What is expected: Extract all of the data and reproduce it precisely.

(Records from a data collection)
++++++++++
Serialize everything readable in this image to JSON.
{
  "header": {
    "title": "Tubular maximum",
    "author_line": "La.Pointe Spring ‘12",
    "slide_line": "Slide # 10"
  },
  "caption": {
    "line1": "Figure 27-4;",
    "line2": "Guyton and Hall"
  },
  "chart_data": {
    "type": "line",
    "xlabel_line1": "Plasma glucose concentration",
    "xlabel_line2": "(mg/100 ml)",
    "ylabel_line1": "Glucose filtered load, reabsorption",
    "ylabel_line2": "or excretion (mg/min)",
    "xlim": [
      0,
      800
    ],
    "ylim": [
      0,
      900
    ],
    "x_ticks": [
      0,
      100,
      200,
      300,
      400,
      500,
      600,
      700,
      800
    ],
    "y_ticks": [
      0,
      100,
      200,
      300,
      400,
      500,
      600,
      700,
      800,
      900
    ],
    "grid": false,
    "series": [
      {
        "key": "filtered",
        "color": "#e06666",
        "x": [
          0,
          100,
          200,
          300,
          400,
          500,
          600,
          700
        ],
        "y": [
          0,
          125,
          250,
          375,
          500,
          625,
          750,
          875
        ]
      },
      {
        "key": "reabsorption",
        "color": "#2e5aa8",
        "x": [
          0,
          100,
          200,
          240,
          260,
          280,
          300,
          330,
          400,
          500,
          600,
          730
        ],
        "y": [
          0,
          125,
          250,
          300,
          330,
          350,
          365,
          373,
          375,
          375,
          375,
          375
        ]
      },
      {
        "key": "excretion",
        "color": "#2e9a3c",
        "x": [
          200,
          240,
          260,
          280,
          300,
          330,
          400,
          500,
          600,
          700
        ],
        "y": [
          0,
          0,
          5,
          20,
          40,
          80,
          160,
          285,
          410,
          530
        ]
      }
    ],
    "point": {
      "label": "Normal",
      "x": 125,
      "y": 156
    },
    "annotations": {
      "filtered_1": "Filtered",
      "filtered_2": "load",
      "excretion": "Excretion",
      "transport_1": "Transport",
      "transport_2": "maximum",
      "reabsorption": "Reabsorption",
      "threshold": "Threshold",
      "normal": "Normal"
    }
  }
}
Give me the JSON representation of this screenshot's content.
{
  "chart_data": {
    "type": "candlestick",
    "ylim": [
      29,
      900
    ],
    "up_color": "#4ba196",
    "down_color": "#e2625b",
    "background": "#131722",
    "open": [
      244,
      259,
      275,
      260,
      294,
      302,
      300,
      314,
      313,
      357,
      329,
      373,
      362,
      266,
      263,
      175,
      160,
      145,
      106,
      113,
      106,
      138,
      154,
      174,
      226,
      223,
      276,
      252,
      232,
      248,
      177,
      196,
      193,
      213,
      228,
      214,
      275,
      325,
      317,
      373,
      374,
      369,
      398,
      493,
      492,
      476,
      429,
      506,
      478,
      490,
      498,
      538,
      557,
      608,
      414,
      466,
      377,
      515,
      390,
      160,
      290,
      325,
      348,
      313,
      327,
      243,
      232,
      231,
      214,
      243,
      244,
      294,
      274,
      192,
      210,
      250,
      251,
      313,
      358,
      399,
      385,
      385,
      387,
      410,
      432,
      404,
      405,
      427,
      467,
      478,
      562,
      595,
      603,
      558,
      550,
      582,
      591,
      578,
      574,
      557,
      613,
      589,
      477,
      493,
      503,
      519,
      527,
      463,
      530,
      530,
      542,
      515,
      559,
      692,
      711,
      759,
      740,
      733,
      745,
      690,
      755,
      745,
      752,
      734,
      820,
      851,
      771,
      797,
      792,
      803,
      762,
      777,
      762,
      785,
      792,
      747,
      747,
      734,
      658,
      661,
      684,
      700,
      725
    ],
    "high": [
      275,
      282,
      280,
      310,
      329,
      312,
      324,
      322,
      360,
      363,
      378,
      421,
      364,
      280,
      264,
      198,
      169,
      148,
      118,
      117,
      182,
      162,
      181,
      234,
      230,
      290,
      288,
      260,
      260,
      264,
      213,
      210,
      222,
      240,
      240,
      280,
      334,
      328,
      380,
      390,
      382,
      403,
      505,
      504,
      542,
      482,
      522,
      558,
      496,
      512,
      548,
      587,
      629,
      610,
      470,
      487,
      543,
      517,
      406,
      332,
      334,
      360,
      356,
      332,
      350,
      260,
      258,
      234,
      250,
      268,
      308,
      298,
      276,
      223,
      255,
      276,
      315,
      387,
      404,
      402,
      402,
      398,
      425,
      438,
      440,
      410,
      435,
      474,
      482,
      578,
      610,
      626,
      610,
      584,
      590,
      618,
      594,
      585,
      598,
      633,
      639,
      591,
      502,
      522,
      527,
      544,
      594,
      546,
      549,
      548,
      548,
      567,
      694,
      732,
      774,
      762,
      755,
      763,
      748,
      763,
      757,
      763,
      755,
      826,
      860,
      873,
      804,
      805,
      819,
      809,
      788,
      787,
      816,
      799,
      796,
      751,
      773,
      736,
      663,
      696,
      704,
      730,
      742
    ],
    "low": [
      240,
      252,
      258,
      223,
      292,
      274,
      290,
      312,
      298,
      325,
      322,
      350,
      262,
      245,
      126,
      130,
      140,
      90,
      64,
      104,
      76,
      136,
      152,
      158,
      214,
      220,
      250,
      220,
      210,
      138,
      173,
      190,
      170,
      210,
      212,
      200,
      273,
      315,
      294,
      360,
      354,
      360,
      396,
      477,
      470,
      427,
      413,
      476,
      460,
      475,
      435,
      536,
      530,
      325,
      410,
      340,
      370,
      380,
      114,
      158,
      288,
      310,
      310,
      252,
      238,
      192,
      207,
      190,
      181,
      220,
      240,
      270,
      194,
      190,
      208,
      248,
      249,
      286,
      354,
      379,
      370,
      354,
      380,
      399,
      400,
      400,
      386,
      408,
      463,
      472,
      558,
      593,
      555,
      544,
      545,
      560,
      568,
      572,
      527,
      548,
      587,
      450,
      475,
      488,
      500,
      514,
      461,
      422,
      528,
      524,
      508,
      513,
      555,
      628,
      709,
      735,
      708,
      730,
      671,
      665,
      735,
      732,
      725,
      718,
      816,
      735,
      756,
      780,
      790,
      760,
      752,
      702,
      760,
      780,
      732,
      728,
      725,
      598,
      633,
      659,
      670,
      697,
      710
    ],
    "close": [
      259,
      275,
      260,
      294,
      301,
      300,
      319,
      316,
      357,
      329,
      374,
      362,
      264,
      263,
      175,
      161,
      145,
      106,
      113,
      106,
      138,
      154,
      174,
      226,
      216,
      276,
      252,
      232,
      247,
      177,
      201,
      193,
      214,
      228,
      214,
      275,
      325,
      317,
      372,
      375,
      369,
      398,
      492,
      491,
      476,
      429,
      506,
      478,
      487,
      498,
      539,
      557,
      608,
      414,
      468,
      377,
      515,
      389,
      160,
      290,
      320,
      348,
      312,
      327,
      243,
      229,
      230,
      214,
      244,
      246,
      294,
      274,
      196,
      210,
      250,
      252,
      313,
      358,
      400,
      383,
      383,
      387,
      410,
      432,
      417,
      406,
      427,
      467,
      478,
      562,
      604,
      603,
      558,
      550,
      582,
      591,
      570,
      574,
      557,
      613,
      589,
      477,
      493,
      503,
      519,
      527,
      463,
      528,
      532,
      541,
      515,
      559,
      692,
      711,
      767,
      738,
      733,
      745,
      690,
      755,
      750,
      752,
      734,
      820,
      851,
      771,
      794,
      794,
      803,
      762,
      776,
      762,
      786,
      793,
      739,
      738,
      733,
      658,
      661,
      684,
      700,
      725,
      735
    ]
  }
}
++++++++++
Final answer:
Serialize everything readable in this image to JSON.
{
  "header": {
    "title": "Tubular maximum",
    "author_line": "La.Pointe Spring ‘12",
    "slide_line": "Slide # 10"
  },
  "caption": {
    "line1": "Figure 27-4;",
    "line2": "Guyton and Hall"
  },
  "chart_data": {
    "type": "line",
    "xlabel_line1": "Plasma glucose concentration",
    "xlabel_line2": "(mg/100 ml)",
    "ylabel_line1": "Glucose filtered load, reabsorption",
    "ylabel_line2": "or excretion (mg/min)",
    "xlim": [
      0,
      800
    ],
    "ylim": [
      0,
      900
    ],
    "x_ticks": [
      0,
      100,
      200,
      300,
      400,
      500,
      600,
      700,
      800
    ],
    "y_ticks": [
      0,
      100,
      200,
      300,
      400,
      500,
      600,
      700,
      800,
      900
    ],
    "grid": false,
    "series": [
      {
        "key": "filtered",
        "color": "#e06666",
        "x": [
          0,
          100,
          200,
          300,
          400,
          500,
          600,
          700
        ],
        "y": [
          0,
          125,
          250,
          375,
          500,
          625,
          750,
          875
        ]
      },
      {
        "key": "reabsorption",
        "color": "#2e5aa8",
        "x": [
          0,
          100,
          200,
          240,
          260,
          280,
          300,
          330,
          400,
          500,
          600,
          730
        ],
        "y": [
          0,
          125,
          250,
          300,
          330,
          350,
          365,
          373,
          375,
          375,
          375,
          375
        ]
      },
      {
        "key": "excretion",
        "color": "#2e9a3c",
        "x": [
          200,
          240,
          260,
          280,
          300,
          330,
          400,
          500,
          600,
          700
        ],
        "y": [
          0,
          0,
          5,
          20,
          40,
          80,
          160,
          285,
          410,
          530
        ]
      }
    ],
    "point": {
      "label": "Normal",
      "x": 125,
      "y": 156
    },
    "annotations": {
      "filtered_1": "Filtered",
      "filtered_2": "load",
      "excretion": "Excretion",
      "transport_1": "Transport",
      "transport_2": "maximum",
      "reabsorption": "Reabsorption",
      "threshold": "Threshold",
      "normal": "Normal"
    }
  }
}
Give me the JSON representation of this screenshot's content.
{
  "chart_data": {
    "type": "candlestick",
    "ylim": [
      29,
      900
    ],
    "up_color": "#4ba196",
    "down_color": "#e2625b",
    "background": "#131722",
    "open": [
      244,
      259,
      275,
      260,
      294,
      302,
      300,
      314,
      313,
      357,
      329,
      373,
      362,
      266,
      263,
      175,
      160,
      145,
      106,
      113,
      106,
      138,
      154,
      174,
      226,
      223,
      276,
      252,
      232,
      248,
      177,
      196,
      193,
      213,
      228,
      214,
      275,
      325,
      317,
      373,
      374,
      369,
      398,
      493,
      492,
      476,
      429,
      506,
      478,
      490,
      498,
      538,
      557,
      608,
      414,
      466,
      377,
      515,
      390,
      160,
      290,
      325,
      348,
      313,
      327,
      243,
      232,
      231,
      214,
      243,
      244,
      294,
      274,
      192,
      210,
      250,
      251,
      313,
      358,
      399,
      385,
      385,
      387,
      410,
      432,
      404,
      405,
      427,
      467,
      478,
      562,
      595,
      603,
      558,
      550,
      582,
      591,
      578,
      574,
      557,
      613,
      589,
      477,
      493,
      503,
      519,
      527,
      463,
      530,
      530,
      542,
      515,
      559,
      692,
      711,
      759,
      740,
      733,
      745,
      690,
      755,
      745,
      752,
      734,
      820,
      851,
      771,
      797,
      792,
      803,
      762,
      777,
      762,
      785,
      792,
      747,
      747,
      734,
      658,
      661,
      684,
      700,
      725
    ],
    "high": [
      275,
      282,
      280,
      310,
      329,
      312,
      324,
      322,
      360,
      363,
      378,
      421,
      364,
      280,
      264,
      198,
      169,
      148,
      118,
      117,
      182,
      162,
      181,
      234,
      230,
      290,
      288,
      260,
      260,
      264,
      213,
      210,
      222,
      240,
      240,
      280,
      334,
      328,
      380,
      390,
      382,
      403,
      505,
      504,
      542,
      482,
      522,
      558,
      496,
      512,
      548,
      587,
      629,
      610,
      470,
      487,
      543,
      517,
      406,
      332,
      334,
      360,
      356,
      332,
      350,
      260,
      258,
      234,
      250,
      268,
      308,
      298,
      276,
      223,
      255,
      276,
      315,
      387,
      404,
      402,
      402,
      398,
      425,
      438,
      440,
      410,
      435,
      474,
      482,
      578,
      610,
      626,
      610,
      584,
      590,
      618,
      594,
      585,
      598,
      633,
      639,
      591,
      502,
      522,
      527,
      544,
      594,
      546,
      549,
      548,
      548,
      567,
      694,
      732,
      774,
      762,
      755,
      763,
      748,
      763,
      757,
      763,
      755,
      826,
      860,
      873,
      804,
      805,
      819,
      809,
      788,
      787,
      816,
      799,
      796,
      751,
      773,
      736,
      663,
      696,
      704,
      730,
      742
    ],
    "low": [
      240,
      252,
      258,
      223,
      292,
      274,
      290,
      312,
      298,
      325,
      322,
      350,
      262,
      245,
      126,
      130,
      140,
      90,
      64,
      104,
      76,
      136,
      152,
      158,
      214,
      220,
      250,
      220,
      210,
      138,
      173,
      190,
      170,
      210,
      212,
      200,
      273,
      315,
      294,
      360,
      354,
      360,
      396,
      477,
      470,
      427,
      413,
      476,
      460,
      475,
      435,
      536,
      530,
      325,
      410,
      340,
      370,
      380,
      114,
      158,
      288,
      310,
      310,
      252,
      238,
      192,
      207,
      190,
      181,
      220,
      240,
      270,
      194,
      190,
      208,
      248,
      249,
      286,
      354,
      379,
      370,
      354,
      380,
      399,
      400,
      400,
      386,
      408,
      463,
      472,
      558,
      593,
      555,
      544,
      545,
      560,
      568,
      572,
      527,
      548,
      587,
      450,
      475,
      488,
      500,
      514,
      461,
      422,
      528,
      524,
      508,
      513,
      555,
      628,
      709,
      735,
      708,
      730,
      671,
      665,
      735,
      732,
      725,
      718,
      816,
      735,
      756,
      780,
      790,
      760,
      752,
      702,
      760,
      780,
      732,
      728,
      725,
      598,
      633,
      659,
      670,
      697,
      710
    ],
    "close": [
      259,
      275,
      260,
      294,
      301,
      300,
      319,
      316,
      357,
      329,
      374,
      362,
      264,
      263,
      175,
      161,
      145,
      106,
      113,
      106,
      138,
      154,
      174,
      226,
      216,
      276,
      252,
      232,
      247,
      177,
      201,
      193,
      214,
      228,
      214,
      275,
      325,
      317,
      372,
      375,
      369,
      398,
      492,
      491,
      476,
      429,
      506,
      478,
      487,
      498,
      539,
      557,
      608,
      414,
      468,
      377,
      515,
      389,
      160,
      290,
      320,
      348,
      312,
      327,
      243,
      229,
      230,
      214,
      244,
      246,
      294,
      274,
      196,
      210,
      250,
      252,
      313,
      358,
      400,
      383,
      383,
      387,
      410,
      432,
      417,
      406,
      427,
      467,
      478,
      562,
      604,
      603,
      558,
      550,
      582,
      591,
      570,
      574,
      557,
      613,
      589,
      477,
      493,
      503,
      519,
      527,
      463,
      528,
      532,
      541,
      515,
      559,
      692,
      711,
      767,
      738,
      733,
      745,
      690,
      755,
      750,
      752,
      734,
      820,
      851,
      771,
      794,
      794,
      803,
      762,
      776,
      762,
      786,
      793,
      739,
      738,
      733,
      658,
      661,
      684,
      700,
      725,
      735
    ]
  }
}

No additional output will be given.